● **THE PROBLEM**: Quote the data below in full, minus the images.

--- RECORDS FOR THIS EXERCISE ---

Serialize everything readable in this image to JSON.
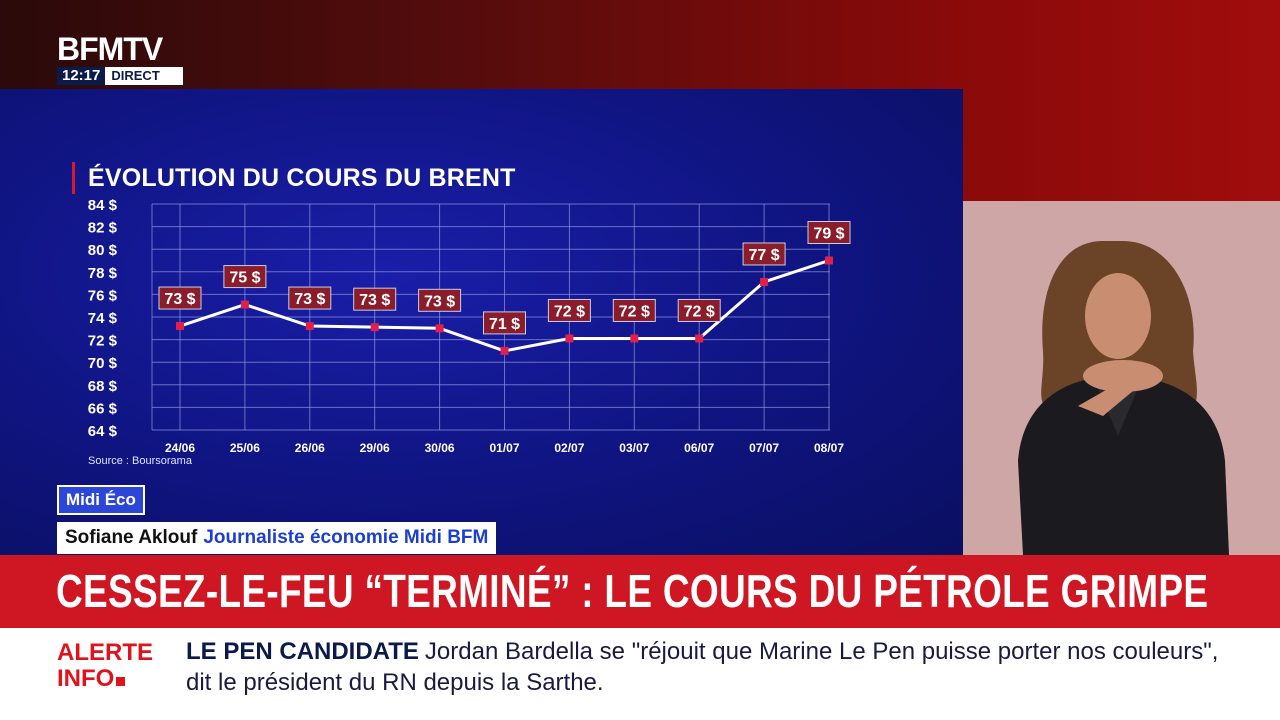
{
  "channel": {
    "logo": "BFMTV",
    "time": "12:17",
    "live_label": "DIRECT"
  },
  "chart_title": "ÉVOLUTION DU COURS DU BRENT",
  "source": "Source : Boursorama",
  "chart_data": {
    "type": "line",
    "title": "ÉVOLUTION DU COURS DU BRENT",
    "categories": [
      "24/06",
      "25/06",
      "26/06",
      "29/06",
      "30/06",
      "01/07",
      "02/07",
      "03/07",
      "06/07",
      "07/07",
      "08/07"
    ],
    "values": [
      73.2,
      75.1,
      73.2,
      73.1,
      73.0,
      71.0,
      72.1,
      72.1,
      72.1,
      77.1,
      79.0
    ],
    "data_labels": [
      "73 $",
      "75 $",
      "73 $",
      "73 $",
      "73 $",
      "71 $",
      "72 $",
      "72 $",
      "72 $",
      "77 $",
      "79 $"
    ],
    "y_ticks": [
      64,
      66,
      68,
      70,
      72,
      74,
      76,
      78,
      80,
      82,
      84
    ],
    "y_tick_labels": [
      "64 $",
      "66 $",
      "68 $",
      "70 $",
      "72 $",
      "74 $",
      "76 $",
      "78 $",
      "80 $",
      "82 $",
      "84 $"
    ],
    "ylim": [
      64,
      84
    ],
    "grid": true,
    "xlabel": "",
    "ylabel": ""
  },
  "show": {
    "tag": "Midi Éco"
  },
  "byline": {
    "name": "Sofiane Aklouf",
    "role": "Journaliste économie Midi BFM"
  },
  "headline": "CESSEZ-LE-FEU “TERMINÉ” : LE COURS DU PÉTROLE GRIMPE",
  "ticker": {
    "alert_line1": "ALERTE",
    "alert_line2": "INFO",
    "kicker": "LE PEN CANDIDATE",
    "text": "Jordan Bardella se \"réjouit que Marine Le Pen puisse porter nos couleurs\", dit le président du RN depuis la Sarthe."
  },
  "colors": {
    "panel": "#0f1480",
    "accent": "#d6192f",
    "line": "#ffffff",
    "marker": "#e0204a",
    "label_bg": "#8b1c2a",
    "headline": "#cf1623"
  }
}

---

● **RESULT FOR THIS TASK**:
Serialize everything readable in this image to JSON.
{
  "channel": {
    "logo": "BFMTV",
    "time": "12:17",
    "live_label": "DIRECT"
  },
  "chart_title": "ÉVOLUTION DU COURS DU BRENT",
  "source": "Source : Boursorama",
  "chart_data": {
    "type": "line",
    "title": "ÉVOLUTION DU COURS DU BRENT",
    "categories": [
      "24/06",
      "25/06",
      "26/06",
      "29/06",
      "30/06",
      "01/07",
      "02/07",
      "03/07",
      "06/07",
      "07/07",
      "08/07"
    ],
    "values": [
      73.2,
      75.1,
      73.2,
      73.1,
      73.0,
      71.0,
      72.1,
      72.1,
      72.1,
      77.1,
      79.0
    ],
    "data_labels": [
      "73 $",
      "75 $",
      "73 $",
      "73 $",
      "73 $",
      "71 $",
      "72 $",
      "72 $",
      "72 $",
      "77 $",
      "79 $"
    ],
    "y_ticks": [
      64,
      66,
      68,
      70,
      72,
      74,
      76,
      78,
      80,
      82,
      84
    ],
    "y_tick_labels": [
      "64 $",
      "66 $",
      "68 $",
      "70 $",
      "72 $",
      "74 $",
      "76 $",
      "78 $",
      "80 $",
      "82 $",
      "84 $"
    ],
    "ylim": [
      64,
      84
    ],
    "grid": true,
    "xlabel": "",
    "ylabel": ""
  },
  "show": {
    "tag": "Midi Éco"
  },
  "byline": {
    "name": "Sofiane Aklouf",
    "role": "Journaliste économie Midi BFM"
  },
  "headline": "CESSEZ-LE-FEU “TERMINÉ” : LE COURS DU PÉTROLE GRIMPE",
  "ticker": {
    "alert_line1": "ALERTE",
    "alert_line2": "INFO",
    "kicker": "LE PEN CANDIDATE",
    "text": "Jordan Bardella se \"réjouit que Marine Le Pen puisse porter nos couleurs\", dit le président du RN depuis la Sarthe."
  },
  "colors": {
    "panel": "#0f1480",
    "accent": "#d6192f",
    "line": "#ffffff",
    "marker": "#e0204a",
    "label_bg": "#8b1c2a",
    "headline": "#cf1623"
  }
}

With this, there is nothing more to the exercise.